## Task
Write out every entry exactly as given, but omit the pictures.

(Extracts from a graphics dataset)
_ _ _ _ _ _ _
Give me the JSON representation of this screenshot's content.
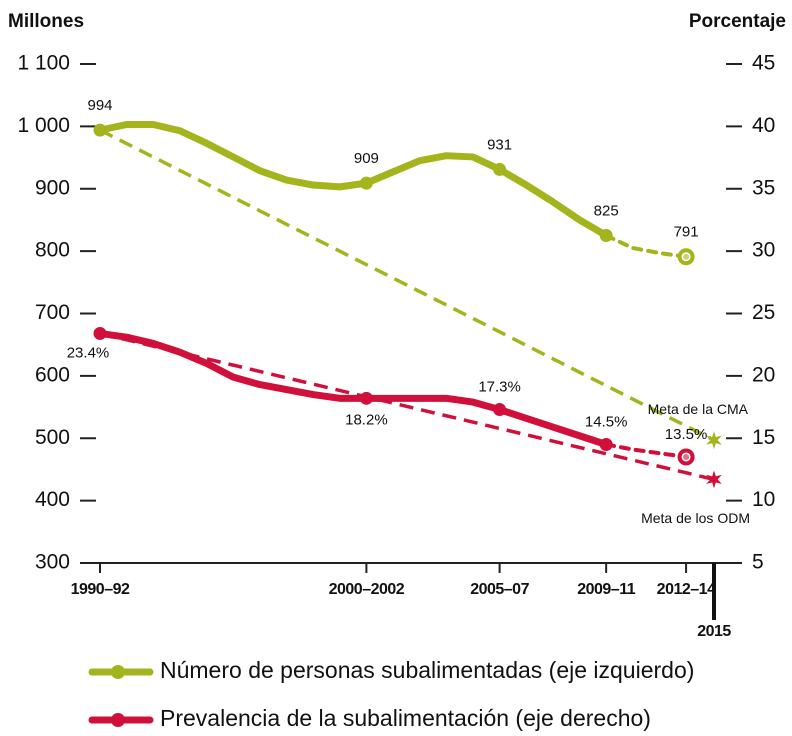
{
  "chart_data": {
    "type": "line",
    "y_label": "Millones",
    "y2_label": "Porcentaje",
    "categories": [
      "1990–92",
      null,
      null,
      null,
      null,
      null,
      null,
      null,
      null,
      null,
      "2000–2002",
      null,
      null,
      null,
      null,
      "2005–07",
      null,
      null,
      null,
      "2009–11",
      null,
      null,
      "2012–14"
    ],
    "target_category": "2015",
    "series": [
      {
        "name": "Número de personas subalimentadas (eje izquierdo)",
        "color": "#a3b41c",
        "axis": "y",
        "values": [
          994,
          1003,
          1003,
          993,
          973,
          951,
          929,
          914,
          906,
          903,
          909,
          927,
          945,
          953,
          951,
          931,
          906,
          879,
          850,
          825,
          805,
          797,
          791
        ]
      },
      {
        "name": "Prevalencia de la subalimentación (eje derecho)",
        "color": "#d0103a",
        "axis": "y2",
        "values": [
          23.4,
          23.1,
          22.6,
          21.9,
          21.0,
          19.9,
          19.3,
          18.9,
          18.5,
          18.2,
          18.2,
          18.2,
          18.2,
          18.2,
          17.9,
          17.3,
          16.6,
          15.9,
          15.2,
          14.5,
          14.1,
          13.8,
          13.5
        ],
        "value_labels": [
          "23.4%",
          null,
          null,
          null,
          null,
          null,
          null,
          null,
          null,
          null,
          "18.2%",
          null,
          null,
          null,
          null,
          "17.3%",
          null,
          null,
          null,
          "14.5%",
          null,
          null,
          "13.5%"
        ]
      }
    ],
    "targets": [
      {
        "name": "Meta de la CMA",
        "value": 497,
        "axis": "y",
        "color": "#a3b41c"
      },
      {
        "name": "Meta de los ODM",
        "value": 11.7,
        "axis": "y2",
        "color": "#d0103a"
      }
    ],
    "ylim": [
      300,
      1100
    ],
    "yticks": [
      300,
      400,
      500,
      600,
      700,
      800,
      900,
      {
        "value": 1000,
        "label": "1 000"
      },
      {
        "value": 1100,
        "label": "1 100"
      }
    ],
    "y2lim": [
      5,
      45
    ],
    "y2ticks": [
      5,
      10,
      15,
      20,
      25,
      30,
      35,
      40,
      45
    ]
  }
}
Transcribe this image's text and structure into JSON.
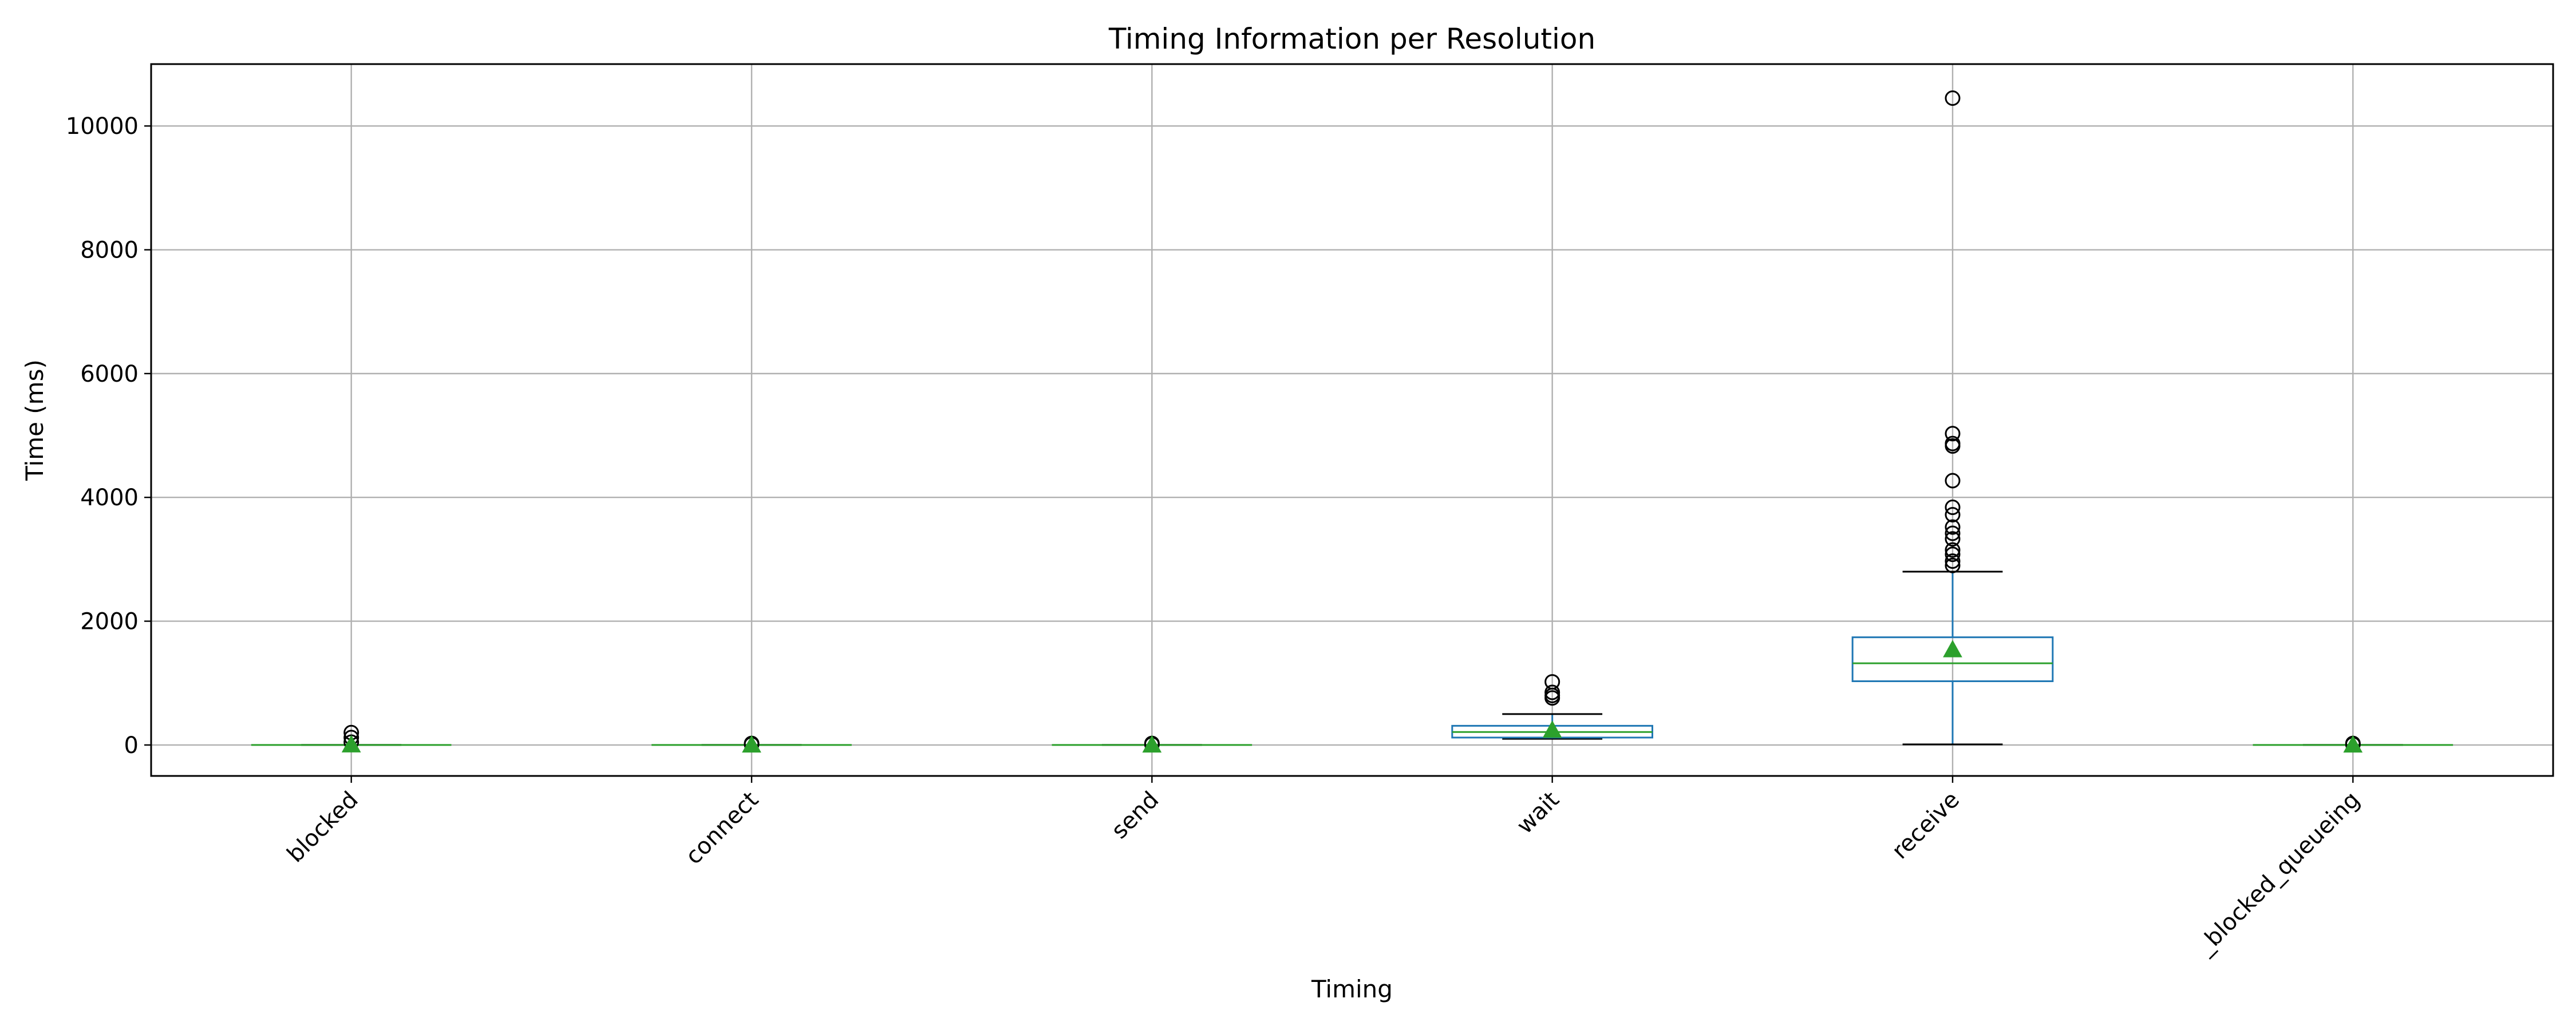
{
  "chart_data": {
    "type": "box",
    "title": "Timing Information per Resolution",
    "xlabel": "Timing",
    "ylabel": "Time (ms)",
    "ylim": [
      -500,
      11000
    ],
    "yticks": [
      0,
      2000,
      4000,
      6000,
      8000,
      10000
    ],
    "grid": true,
    "categories": [
      "blocked",
      "connect",
      "send",
      "wait",
      "receive",
      "_blocked_queueing"
    ],
    "boxes": [
      {
        "category": "blocked",
        "whisker_low": 0,
        "q1": 0,
        "median": 0,
        "q3": 0,
        "whisker_high": 0,
        "mean": 3,
        "outliers": [
          45,
          120,
          200
        ]
      },
      {
        "category": "connect",
        "whisker_low": 0,
        "q1": 0,
        "median": 0,
        "q3": 0,
        "whisker_high": 0,
        "mean": 1,
        "outliers": [
          10,
          25
        ]
      },
      {
        "category": "send",
        "whisker_low": 0,
        "q1": 0,
        "median": 0,
        "q3": 0,
        "whisker_high": 0,
        "mean": 1,
        "outliers": [
          10,
          25
        ]
      },
      {
        "category": "wait",
        "whisker_low": 100,
        "q1": 120,
        "median": 210,
        "q3": 310,
        "whisker_high": 500,
        "mean": 240,
        "outliers": [
          760,
          800,
          850,
          1020
        ]
      },
      {
        "category": "receive",
        "whisker_low": 10,
        "q1": 1030,
        "median": 1320,
        "q3": 1740,
        "whisker_high": 2800,
        "mean": 1540,
        "outliers": [
          2900,
          2970,
          3080,
          3150,
          3330,
          3420,
          3520,
          3720,
          3840,
          4270,
          4830,
          4870,
          5030,
          10450
        ]
      },
      {
        "category": "_blocked_queueing",
        "whisker_low": 0,
        "q1": 0,
        "median": 0,
        "q3": 0,
        "whisker_high": 0,
        "mean": 1,
        "outliers": [
          10,
          25
        ]
      }
    ],
    "colors": {
      "box": "#1f77b4",
      "median": "#2ca02c",
      "mean": "#2ca02c",
      "whisker": "#000000",
      "outlier": "#000000",
      "grid": "#b0b0b0"
    }
  }
}
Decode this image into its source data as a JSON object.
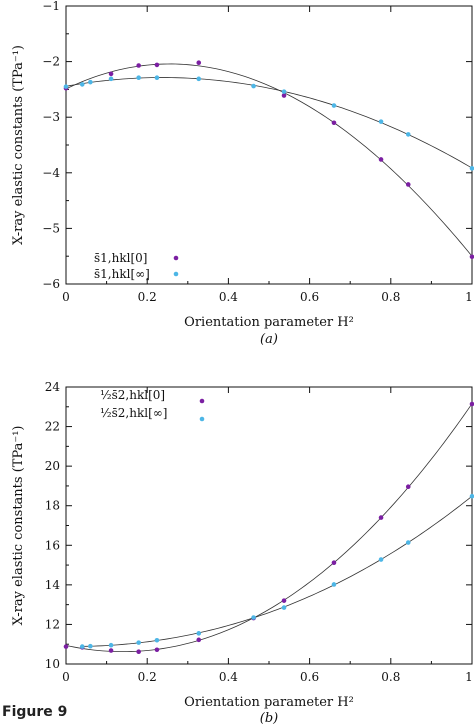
_ _ _ _ _ _ _
## Written solution
Give me the JSON representation of this screenshot's content.
{
  "chart_data": {
    "type": "line",
    "y_label": "Millones",
    "y2_label": "Porcentaje",
    "categories": [
      "1990–92",
      null,
      null,
      null,
      null,
      null,
      null,
      null,
      null,
      null,
      "2000–2002",
      null,
      null,
      null,
      null,
      "2005–07",
      null,
      null,
      null,
      "2009–11",
      null,
      null,
      "2012–14"
    ],
    "target_category": "2015",
    "series": [
      {
        "name": "Número de personas subalimentadas (eje izquierdo)",
        "color": "#a3b41c",
        "axis": "y",
        "values": [
          994,
          1003,
          1003,
          993,
          973,
          951,
          929,
          914,
          906,
          903,
          909,
          927,
          945,
          953,
          951,
          931,
          906,
          879,
          850,
          825,
          805,
          797,
          791
        ]
      },
      {
        "name": "Prevalencia de la subalimentación (eje derecho)",
        "color": "#d0103a",
        "axis": "y2",
        "values": [
          23.4,
          23.1,
          22.6,
          21.9,
          21.0,
          19.9,
          19.3,
          18.9,
          18.5,
          18.2,
          18.2,
          18.2,
          18.2,
          18.2,
          17.9,
          17.3,
          16.6,
          15.9,
          15.2,
          14.5,
          14.1,
          13.8,
          13.5
        ],
        "value_labels": [
          "23.4%",
          null,
          null,
          null,
          null,
          null,
          null,
          null,
          null,
          null,
          "18.2%",
          null,
          null,
          null,
          null,
          "17.3%",
          null,
          null,
          null,
          "14.5%",
          null,
          null,
          "13.5%"
        ]
      }
    ],
    "targets": [
      {
        "name": "Meta de la CMA",
        "value": 497,
        "axis": "y",
        "color": "#a3b41c"
      },
      {
        "name": "Meta de los ODM",
        "value": 11.7,
        "axis": "y2",
        "color": "#d0103a"
      }
    ],
    "ylim": [
      300,
      1100
    ],
    "yticks": [
      300,
      400,
      500,
      600,
      700,
      800,
      900,
      {
        "value": 1000,
        "label": "1 000"
      },
      {
        "value": 1100,
        "label": "1 100"
      }
    ],
    "y2lim": [
      5,
      45
    ],
    "y2ticks": [
      5,
      10,
      15,
      20,
      25,
      30,
      35,
      40,
      45
    ]
  }
}
Transcribe this image's text and structure into JSON.
{
  "chart_data": {
    "type": "box",
    "title": "Timing Information per Resolution",
    "xlabel": "Timing",
    "ylabel": "Time (ms)",
    "ylim": [
      -500,
      11000
    ],
    "yticks": [
      0,
      2000,
      4000,
      6000,
      8000,
      10000
    ],
    "grid": true,
    "categories": [
      "blocked",
      "connect",
      "send",
      "wait",
      "receive",
      "_blocked_queueing"
    ],
    "boxes": [
      {
        "category": "blocked",
        "whisker_low": 0,
        "q1": 0,
        "median": 0,
        "q3": 0,
        "whisker_high": 0,
        "mean": 3,
        "outliers": [
          45,
          120,
          200
        ]
      },
      {
        "category": "connect",
        "whisker_low": 0,
        "q1": 0,
        "median": 0,
        "q3": 0,
        "whisker_high": 0,
        "mean": 1,
        "outliers": [
          10,
          25
        ]
      },
      {
        "category": "send",
        "whisker_low": 0,
        "q1": 0,
        "median": 0,
        "q3": 0,
        "whisker_high": 0,
        "mean": 1,
        "outliers": [
          10,
          25
        ]
      },
      {
        "category": "wait",
        "whisker_low": 100,
        "q1": 120,
        "median": 210,
        "q3": 310,
        "whisker_high": 500,
        "mean": 240,
        "outliers": [
          760,
          800,
          850,
          1020
        ]
      },
      {
        "category": "receive",
        "whisker_low": 10,
        "q1": 1030,
        "median": 1320,
        "q3": 1740,
        "whisker_high": 2800,
        "mean": 1540,
        "outliers": [
          2900,
          2970,
          3080,
          3150,
          3330,
          3420,
          3520,
          3720,
          3840,
          4270,
          4830,
          4870,
          5030,
          10450
        ]
      },
      {
        "category": "_blocked_queueing",
        "whisker_low": 0,
        "q1": 0,
        "median": 0,
        "q3": 0,
        "whisker_high": 0,
        "mean": 1,
        "outliers": [
          10,
          25
        ]
      }
    ],
    "colors": {
      "box": "#1f77b4",
      "median": "#2ca02c",
      "mean": "#2ca02c",
      "whisker": "#000000",
      "outlier": "#000000",
      "grid": "#b0b0b0"
    }
  }
}
Decode this image into its source data as a JSON object.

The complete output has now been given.